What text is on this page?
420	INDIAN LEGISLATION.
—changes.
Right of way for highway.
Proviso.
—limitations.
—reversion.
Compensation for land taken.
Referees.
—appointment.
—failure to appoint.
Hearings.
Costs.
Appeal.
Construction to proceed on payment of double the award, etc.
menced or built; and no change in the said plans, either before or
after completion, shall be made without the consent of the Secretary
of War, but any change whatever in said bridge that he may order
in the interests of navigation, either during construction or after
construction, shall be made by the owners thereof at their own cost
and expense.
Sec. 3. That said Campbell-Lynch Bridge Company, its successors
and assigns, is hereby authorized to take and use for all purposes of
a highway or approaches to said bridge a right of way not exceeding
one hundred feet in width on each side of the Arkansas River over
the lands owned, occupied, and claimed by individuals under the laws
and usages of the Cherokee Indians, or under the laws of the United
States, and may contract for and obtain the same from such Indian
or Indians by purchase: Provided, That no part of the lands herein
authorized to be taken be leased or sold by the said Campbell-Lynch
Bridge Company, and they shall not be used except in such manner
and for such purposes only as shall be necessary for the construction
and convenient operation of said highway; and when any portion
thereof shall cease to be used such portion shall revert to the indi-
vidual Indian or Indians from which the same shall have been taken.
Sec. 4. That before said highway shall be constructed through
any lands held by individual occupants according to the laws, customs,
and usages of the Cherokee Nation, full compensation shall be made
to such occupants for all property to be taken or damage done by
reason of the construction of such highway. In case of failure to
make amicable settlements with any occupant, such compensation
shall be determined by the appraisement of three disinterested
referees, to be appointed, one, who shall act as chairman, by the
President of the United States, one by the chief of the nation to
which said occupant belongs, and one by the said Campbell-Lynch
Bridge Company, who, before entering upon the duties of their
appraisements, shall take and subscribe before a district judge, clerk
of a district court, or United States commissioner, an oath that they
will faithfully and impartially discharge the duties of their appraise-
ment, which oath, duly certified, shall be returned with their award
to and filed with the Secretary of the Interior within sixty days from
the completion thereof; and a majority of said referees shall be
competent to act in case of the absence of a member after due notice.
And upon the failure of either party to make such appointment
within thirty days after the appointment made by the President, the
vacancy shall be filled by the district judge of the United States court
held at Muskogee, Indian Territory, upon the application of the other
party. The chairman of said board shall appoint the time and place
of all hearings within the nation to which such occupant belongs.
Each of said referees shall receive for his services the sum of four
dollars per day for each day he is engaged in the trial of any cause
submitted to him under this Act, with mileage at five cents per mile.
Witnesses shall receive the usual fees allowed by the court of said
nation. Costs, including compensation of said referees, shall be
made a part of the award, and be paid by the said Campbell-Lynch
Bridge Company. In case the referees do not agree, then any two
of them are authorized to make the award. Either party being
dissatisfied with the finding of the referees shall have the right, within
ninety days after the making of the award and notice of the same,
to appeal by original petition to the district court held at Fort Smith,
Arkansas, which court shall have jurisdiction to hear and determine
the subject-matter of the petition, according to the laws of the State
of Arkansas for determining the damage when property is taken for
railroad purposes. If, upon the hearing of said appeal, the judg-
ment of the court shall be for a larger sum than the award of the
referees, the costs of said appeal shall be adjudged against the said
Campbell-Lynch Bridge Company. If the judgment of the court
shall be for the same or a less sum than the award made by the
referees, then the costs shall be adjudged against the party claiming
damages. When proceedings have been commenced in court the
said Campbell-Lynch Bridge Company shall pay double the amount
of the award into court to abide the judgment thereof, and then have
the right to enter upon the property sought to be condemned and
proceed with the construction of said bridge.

☆ ☆ ☆

Exercise requirements:
Pick out each line that holds the string "double".

Full response:
Construction to proceed on payment of double the award, etc.
said Campbell-Lynch Bridge Company shall pay double the amount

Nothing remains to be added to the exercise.